• TASK OBJECTIVE
Output the data word for word, dropping every image.

• DATA
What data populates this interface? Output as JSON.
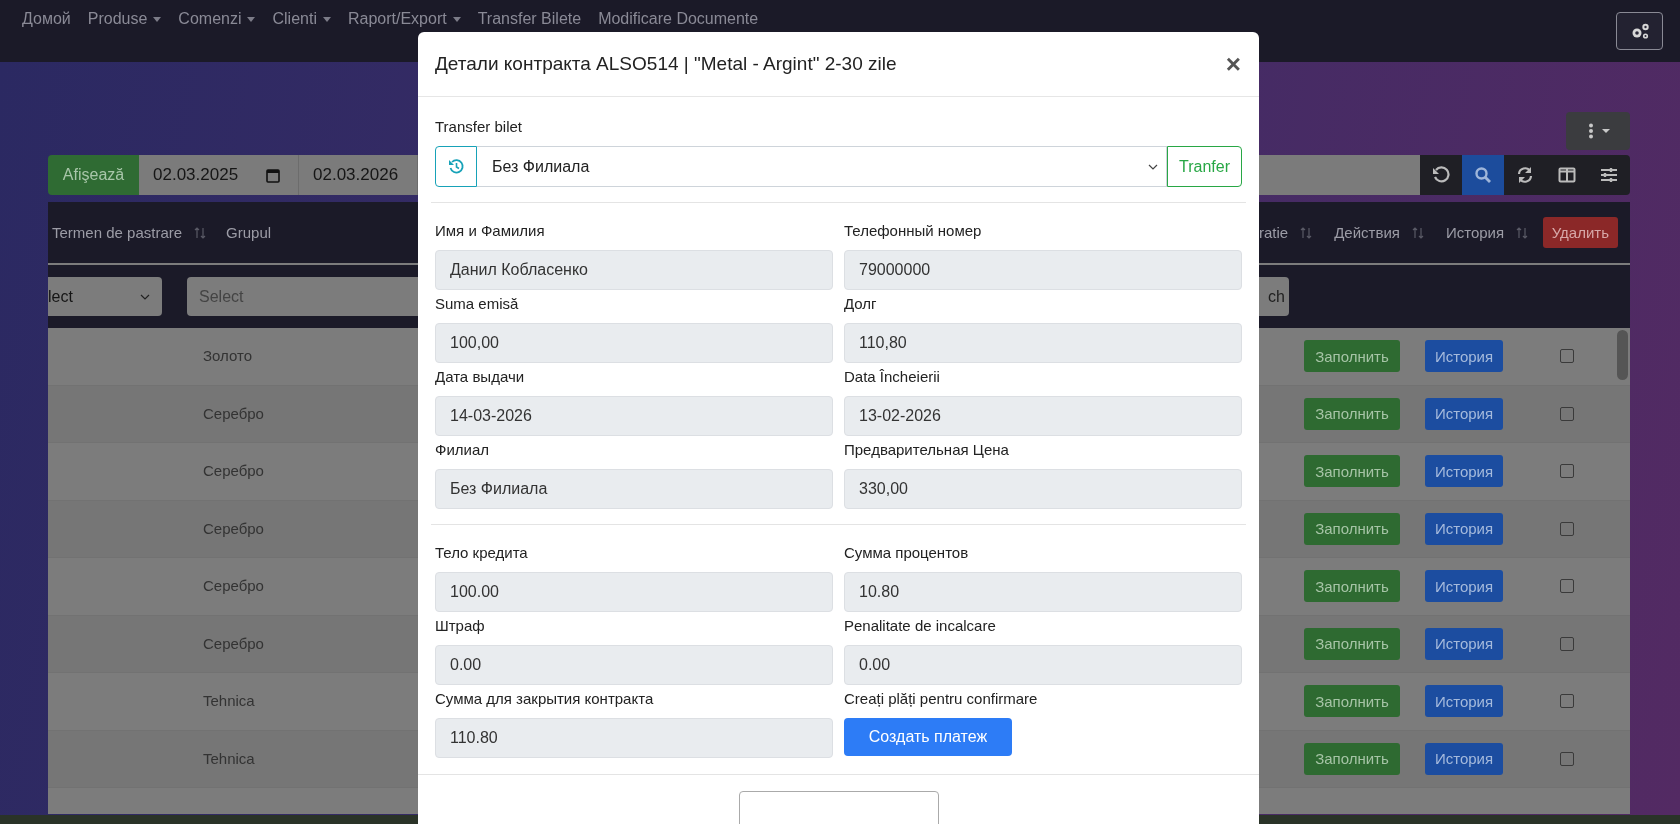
{
  "nav": {
    "items": [
      {
        "label": "Домой",
        "dropdown": false
      },
      {
        "label": "Produse",
        "dropdown": true
      },
      {
        "label": "Comenzi",
        "dropdown": true
      },
      {
        "label": "Clienti",
        "dropdown": true
      },
      {
        "label": "Raport/Export",
        "dropdown": true
      },
      {
        "label": "Transfer Bilete",
        "dropdown": false
      },
      {
        "label": "Modificare Documente",
        "dropdown": false
      }
    ]
  },
  "toolbar": {
    "show_button": "Afişează",
    "date_from": "02.03.2025",
    "date_to": "02.03.2026"
  },
  "table": {
    "columns_left": [
      {
        "label": "Termen de pastrare",
        "sortable": true
      },
      {
        "label": "Grupul",
        "sortable": false
      }
    ],
    "columns_right": [
      {
        "label": "ratie",
        "sortable": true
      },
      {
        "label": "Действия",
        "sortable": true
      },
      {
        "label": "История",
        "sortable": true
      }
    ],
    "delete_button": "Удалить",
    "filters": {
      "select_value": "lect",
      "input_placeholder": "Select",
      "search_button": "ch"
    },
    "rows": [
      {
        "group": "Золото",
        "fill_button": "Заполнить",
        "history_button": "История",
        "checked": false
      },
      {
        "group": "Серебро",
        "fill_button": "Заполнить",
        "history_button": "История",
        "checked": false
      },
      {
        "group": "Серебро",
        "fill_button": "Заполнить",
        "history_button": "История",
        "checked": false
      },
      {
        "group": "Серебро",
        "fill_button": "Заполнить",
        "history_button": "История",
        "checked": false
      },
      {
        "group": "Серебро",
        "fill_button": "Заполнить",
        "history_button": "История",
        "checked": false
      },
      {
        "group": "Серебро",
        "fill_button": "Заполнить",
        "history_button": "История",
        "checked": false
      },
      {
        "group": "Tehnica",
        "fill_button": "Заполнить",
        "history_button": "История",
        "checked": false
      },
      {
        "group": "Tehnica",
        "fill_button": "Заполнить",
        "history_button": "История",
        "checked": false
      }
    ]
  },
  "modal": {
    "title": "Детали контракта ALSO514 | \"Metal - Argint\" 2-30 zile",
    "close": "×",
    "transfer": {
      "label": "Transfer bilet",
      "branch": "Без Филиала",
      "button": "Tranfer"
    },
    "sections": [
      [
        {
          "kind": "field",
          "label": "Имя и Фамилия",
          "value": "Данил Кобласенко"
        },
        {
          "kind": "field",
          "label": "Телефонный номер",
          "value": "79000000"
        },
        {
          "kind": "field",
          "label": "Suma emisă",
          "value": "100,00"
        },
        {
          "kind": "field",
          "label": "Долг",
          "value": "110,80"
        },
        {
          "kind": "field",
          "label": "Дата выдачи",
          "value": "14-03-2026"
        },
        {
          "kind": "field",
          "label": "Data Încheierii",
          "value": "13-02-2026"
        },
        {
          "kind": "field",
          "label": "Филиал",
          "value": "Без Филиала"
        },
        {
          "kind": "field",
          "label": "Предварительная Цена",
          "value": "330,00"
        }
      ],
      [
        {
          "kind": "field",
          "label": "Тело кредита",
          "value": "100.00"
        },
        {
          "kind": "field",
          "label": "Сумма процентов",
          "value": "10.80"
        },
        {
          "kind": "field",
          "label": "Штраф",
          "value": "0.00"
        },
        {
          "kind": "field",
          "label": "Penalitate de incalcare",
          "value": "0.00"
        },
        {
          "kind": "field",
          "label": "Сумма для закрытия контракта",
          "value": "110.80"
        },
        {
          "kind": "button",
          "label": "Creați plăți pentru confirmare",
          "value": "Создать платеж"
        }
      ]
    ]
  }
}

• THE RESULT
What data populates this interface? Output as JSON.
{
  "nav": {
    "items": [
      {
        "label": "Домой",
        "dropdown": false
      },
      {
        "label": "Produse",
        "dropdown": true
      },
      {
        "label": "Comenzi",
        "dropdown": true
      },
      {
        "label": "Clienti",
        "dropdown": true
      },
      {
        "label": "Raport/Export",
        "dropdown": true
      },
      {
        "label": "Transfer Bilete",
        "dropdown": false
      },
      {
        "label": "Modificare Documente",
        "dropdown": false
      }
    ]
  },
  "toolbar": {
    "show_button": "Afişează",
    "date_from": "02.03.2025",
    "date_to": "02.03.2026"
  },
  "table": {
    "columns_left": [
      {
        "label": "Termen de pastrare",
        "sortable": true
      },
      {
        "label": "Grupul",
        "sortable": false
      }
    ],
    "columns_right": [
      {
        "label": "ratie",
        "sortable": true
      },
      {
        "label": "Действия",
        "sortable": true
      },
      {
        "label": "История",
        "sortable": true
      }
    ],
    "delete_button": "Удалить",
    "filters": {
      "select_value": "lect",
      "input_placeholder": "Select",
      "search_button": "ch"
    },
    "rows": [
      {
        "group": "Золото",
        "fill_button": "Заполнить",
        "history_button": "История",
        "checked": false
      },
      {
        "group": "Серебро",
        "fill_button": "Заполнить",
        "history_button": "История",
        "checked": false
      },
      {
        "group": "Серебро",
        "fill_button": "Заполнить",
        "history_button": "История",
        "checked": false
      },
      {
        "group": "Серебро",
        "fill_button": "Заполнить",
        "history_button": "История",
        "checked": false
      },
      {
        "group": "Серебро",
        "fill_button": "Заполнить",
        "history_button": "История",
        "checked": false
      },
      {
        "group": "Серебро",
        "fill_button": "Заполнить",
        "history_button": "История",
        "checked": false
      },
      {
        "group": "Tehnica",
        "fill_button": "Заполнить",
        "history_button": "История",
        "checked": false
      },
      {
        "group": "Tehnica",
        "fill_button": "Заполнить",
        "history_button": "История",
        "checked": false
      }
    ]
  },
  "modal": {
    "title": "Детали контракта ALSO514 | \"Metal - Argint\" 2-30 zile",
    "close": "×",
    "transfer": {
      "label": "Transfer bilet",
      "branch": "Без Филиала",
      "button": "Tranfer"
    },
    "sections": [
      [
        {
          "kind": "field",
          "label": "Имя и Фамилия",
          "value": "Данил Кобласенко"
        },
        {
          "kind": "field",
          "label": "Телефонный номер",
          "value": "79000000"
        },
        {
          "kind": "field",
          "label": "Suma emisă",
          "value": "100,00"
        },
        {
          "kind": "field",
          "label": "Долг",
          "value": "110,80"
        },
        {
          "kind": "field",
          "label": "Дата выдачи",
          "value": "14-03-2026"
        },
        {
          "kind": "field",
          "label": "Data Încheierii",
          "value": "13-02-2026"
        },
        {
          "kind": "field",
          "label": "Филиал",
          "value": "Без Филиала"
        },
        {
          "kind": "field",
          "label": "Предварительная Цена",
          "value": "330,00"
        }
      ],
      [
        {
          "kind": "field",
          "label": "Тело кредита",
          "value": "100.00"
        },
        {
          "kind": "field",
          "label": "Сумма процентов",
          "value": "10.80"
        },
        {
          "kind": "field",
          "label": "Штраф",
          "value": "0.00"
        },
        {
          "kind": "field",
          "label": "Penalitate de incalcare",
          "value": "0.00"
        },
        {
          "kind": "field",
          "label": "Сумма для закрытия контракта",
          "value": "110.80"
        },
        {
          "kind": "button",
          "label": "Creați plăți pentru confirmare",
          "value": "Создать платеж"
        }
      ]
    ]
  }
}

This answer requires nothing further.